_WHAT THE EXERCISE ASKS_: All entries are to be quoted exactly; the images stay out of the copy.

--- START ---

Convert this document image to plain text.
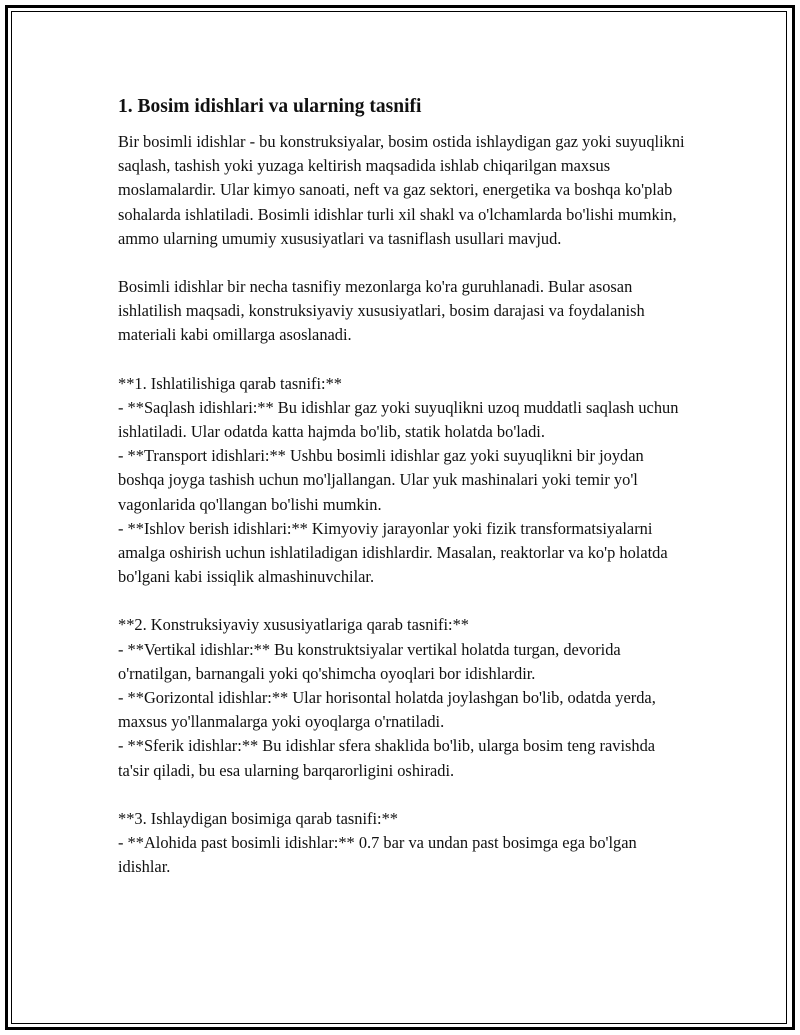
1. Bosim idishlari va ularning tasnifi
Bir bosimli idishlar - bu konstruksiyalar, bosim ostida ishlaydigan gaz yoki suyuqlikni saqlash, tashish yoki yuzaga keltirish maqsadida ishlab chiqarilgan maxsus moslamalardir. Ular kimyo sanoati, neft va gaz sektori, energetika va boshqa ko'plab sohalarda ishlatiladi. Bosimli idishlar turli xil shakl va o'lchamlarda bo'lishi mumkin, ammo ularning umumiy xususiyatlari va tasniflash usullari mavjud.
Bosimli idishlar bir necha tasnifiy mezonlarga ko'ra guruhlanadi. Bular asosan ishlatilish maqsadi, konstruksiyaviy xususiyatlari, bosim darajasi va foydalanish materiali kabi omillarga asoslanadi.
**1. Ishlatilishiga qarab tasnifi:**
- **Saqlash idishlari:** Bu idishlar gaz yoki suyuqlikni uzoq muddatli saqlash uchun ishlatiladi. Ular odatda katta hajmda bo'lib, statik holatda bo'ladi.
- **Transport idishlari:** Ushbu bosimli idishlar gaz yoki suyuqlikni bir joydan boshqa joyga tashish uchun mo'ljallangan. Ular yuk mashinalari yoki temir yo'l vagonlarida qo'llangan bo'lishi mumkin.
- **Ishlov berish idishlari:** Kimyoviy jarayonlar yoki fizik transformatsiyalarni amalga oshirish uchun ishlatiladigan idishlardir. Masalan, reaktorlar va ko'p holatda bo'lgani kabi issiqlik almashinuvchilar.
**2. Konstruksiyaviy xususiyatlariga qarab tasnifi:**
- **Vertikal idishlar:** Bu konstruktsiyalar vertikal holatda turgan, devorida o'rnatilgan, barnangali yoki qo'shimcha oyoqlari bor idishlardir.
- **Gorizontal idishlar:** Ular horisontal holatda joylashgan bo'lib, odatda yerda, maxsus yo'llanmalarga yoki oyoqlarga o'rnatiladi.
- **Sferik idishlar:** Bu idishlar sfera shaklida bo'lib, ularga bosim teng ravishda ta'sir qiladi, bu esa ularning barqarorligini oshiradi.
**3. Ishlaydigan bosimiga qarab tasnifi:**
- **Alohida past bosimli idishlar:** 0.7 bar va undan past bosimga ega bo'lgan idishlar.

--- END ---

_SOLUTION TO THIS PROBLEM_:
Convert this document image to plain text.
1. Bosim idishlari va ularning tasnifi
Bir bosimli idishlar - bu konstruksiyalar, bosim ostida ishlaydigan gaz yoki suyuqlikni saqlash, tashish yoki yuzaga keltirish maqsadida ishlab chiqarilgan maxsus moslamalardir. Ular kimyo sanoati, neft va gaz sektori, energetika va boshqa ko'plab sohalarda ishlatiladi. Bosimli idishlar turli xil shakl va o'lchamlarda bo'lishi mumkin, ammo ularning umumiy xususiyatlari va tasniflash usullari mavjud.
Bosimli idishlar bir necha tasnifiy mezonlarga ko'ra guruhlanadi. Bular asosan ishlatilish maqsadi, konstruksiyaviy xususiyatlari, bosim darajasi va foydalanish materiali kabi omillarga asoslanadi.
**1. Ishlatilishiga qarab tasnifi:**
- **Saqlash idishlari:** Bu idishlar gaz yoki suyuqlikni uzoq muddatli saqlash uchun ishlatiladi. Ular odatda katta hajmda bo'lib, statik holatda bo'ladi.
- **Transport idishlari:** Ushbu bosimli idishlar gaz yoki suyuqlikni bir joydan boshqa joyga tashish uchun mo'ljallangan. Ular yuk mashinalari yoki temir yo'l vagonlarida qo'llangan bo'lishi mumkin.
- **Ishlov berish idishlari:** Kimyoviy jarayonlar yoki fizik transformatsiyalarni amalga oshirish uchun ishlatiladigan idishlardir. Masalan, reaktorlar va ko'p holatda bo'lgani kabi issiqlik almashinuvchilar.
**2. Konstruksiyaviy xususiyatlariga qarab tasnifi:**
- **Vertikal idishlar:** Bu konstruktsiyalar vertikal holatda turgan, devorida o'rnatilgan, barnangali yoki qo'shimcha oyoqlari bor idishlardir.
- **Gorizontal idishlar:** Ular horisontal holatda joylashgan bo'lib, odatda yerda, maxsus yo'llanmalarga yoki oyoqlarga o'rnatiladi.
- **Sferik idishlar:** Bu idishlar sfera shaklida bo'lib, ularga bosim teng ravishda ta'sir qiladi, bu esa ularning barqarorligini oshiradi.
**3. Ishlaydigan bosimiga qarab tasnifi:**
- **Alohida past bosimli idishlar:** 0.7 bar va undan past bosimga ega bo'lgan idishlar.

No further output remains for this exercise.